Below is some material; set it all down exactly, apart from the pictures.
#### PROVIDED DATA
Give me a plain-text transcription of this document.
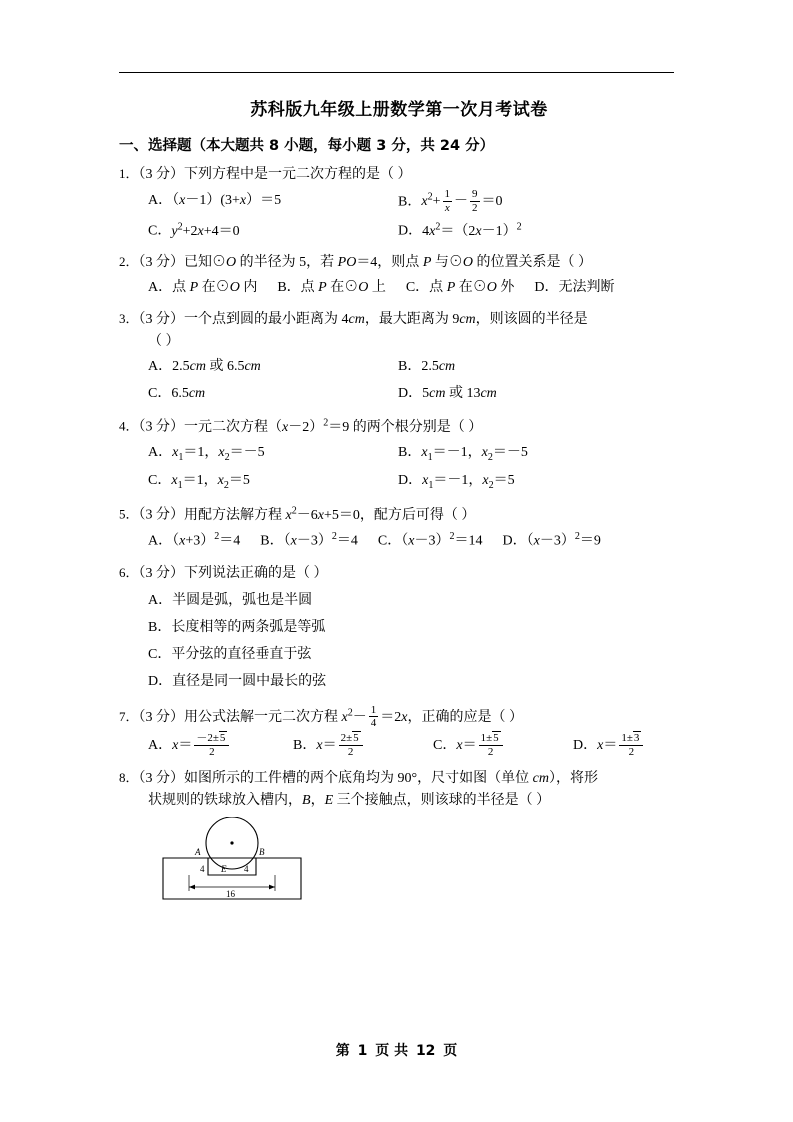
苏科版九年级上册数学第一次月考试卷
一、选择题（本大题共 8 小题，每小题 3 分，共 24 分）
1．（3 分）下列方程中是一元二次方程的是（ ）
A．（x－1）(3+x）＝5	B．$x^2+ \frac{1}{x} - \frac{9}{2} =0$
C．$y^2+2x+4=0$	D．$4x^2=(2x-1)^2$
2．（3 分）已知⊙O 的半径为 5，若 PO＝4，则点 P 与⊙O 的位置关系是（ ）
A．点 P 在⊙O 内 B．点 P 在⊙O 上 C．点 P 在⊙O 外 D．无法判断
3．（3 分）一个点到圆的最小距离为 4cm，最大距离为 9cm，则该圆的半径是
（ ）
A．2.5cm 或 6.5cm	B．2.5cm
C．6.5cm	D．5cm 或 13cm
4．（3 分）一元二次方程$(x-2)^2=9$ 的两个根分别是（ ）
A．$x_1=1$，$x_2=-5$	B．$x_1=-1$，$x_2=-5$
C．$x_1=1$，$x_2=5$	D．$x_1=-1$，$x_2=5$
5．（3 分）用配方法解方程 $x^2-6x+5=0$，配方后可得（ ）
A．$(x+3)^2=4$ B．$(x-3)^2=4$ C．$(x-3)^2=14$ D．$(x-3)^2=9$
6．（3 分）下列说法正确的是（ ）
A．半圆是弧，弧也是半圆
B．长度相等的两条弧是等弧
C．平分弦的直径垂直于弦
D．直径是同一圆中最长的弦
7．（3 分）用公式法解一元二次方程 $x^2- \frac{1}{4} =2x$，正确的应是（ ）
A．$x= \frac{-2\pm 5}{2}$	B．$x= \frac{2\pm 5}{2}$	C．$x= \frac{1\pm 5}{2}$	D．$x= \frac{1\pm 3}{2}$
8．（3 分）如图所示的工件槽的两个底角均为 90°，尺寸如图（单位 cm），将形
状规则的铁球放入槽内，B，E 三个接触点，则该球的半径是（ ）
A	B
E
4	4
16
第 1 页 共 12 页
########
▶ [COMPLETE RESPONSE]:
Give me a plain-text transcription of this document.
苏科版九年级上册数学第一次月考试卷
一、选择题（本大题共 8 小题，每小题 3 分，共 24 分）
1．（3 分）下列方程中是一元二次方程的是（ ）
A．（x－1）(3+x）＝5	B．$x^2+ \frac{1}{x} - \frac{9}{2} =0$
C．$y^2+2x+4=0$	D．$4x^2=(2x-1)^2$
2．（3 分）已知⊙O 的半径为 5，若 PO＝4，则点 P 与⊙O 的位置关系是（ ）
A．点 P 在⊙O 内 B．点 P 在⊙O 上 C．点 P 在⊙O 外 D．无法判断
3．（3 分）一个点到圆的最小距离为 4cm，最大距离为 9cm，则该圆的半径是
（ ）
A．2.5cm 或 6.5cm	B．2.5cm
C．6.5cm	D．5cm 或 13cm
4．（3 分）一元二次方程$(x-2)^2=9$ 的两个根分别是（ ）
A．$x_1=1$，$x_2=-5$	B．$x_1=-1$，$x_2=-5$
C．$x_1=1$，$x_2=5$	D．$x_1=-1$，$x_2=5$
5．（3 分）用配方法解方程 $x^2-6x+5=0$，配方后可得（ ）
A．$(x+3)^2=4$ B．$(x-3)^2=4$ C．$(x-3)^2=14$ D．$(x-3)^2=9$
6．（3 分）下列说法正确的是（ ）
A．半圆是弧，弧也是半圆
B．长度相等的两条弧是等弧
C．平分弦的直径垂直于弦
D．直径是同一圆中最长的弦
7．（3 分）用公式法解一元二次方程 $x^2- \frac{1}{4} =2x$，正确的应是（ ）
A．$x= \frac{-2\pm 5}{2}$	B．$x= \frac{2\pm 5}{2}$	C．$x= \frac{1\pm 5}{2}$	D．$x= \frac{1\pm 3}{2}$
8．（3 分）如图所示的工件槽的两个底角均为 90°，尺寸如图（单位 cm），将形
状规则的铁球放入槽内，B，E 三个接触点，则该球的半径是（ ）
A	B
E
4	4
16
第 1 页 共 12 页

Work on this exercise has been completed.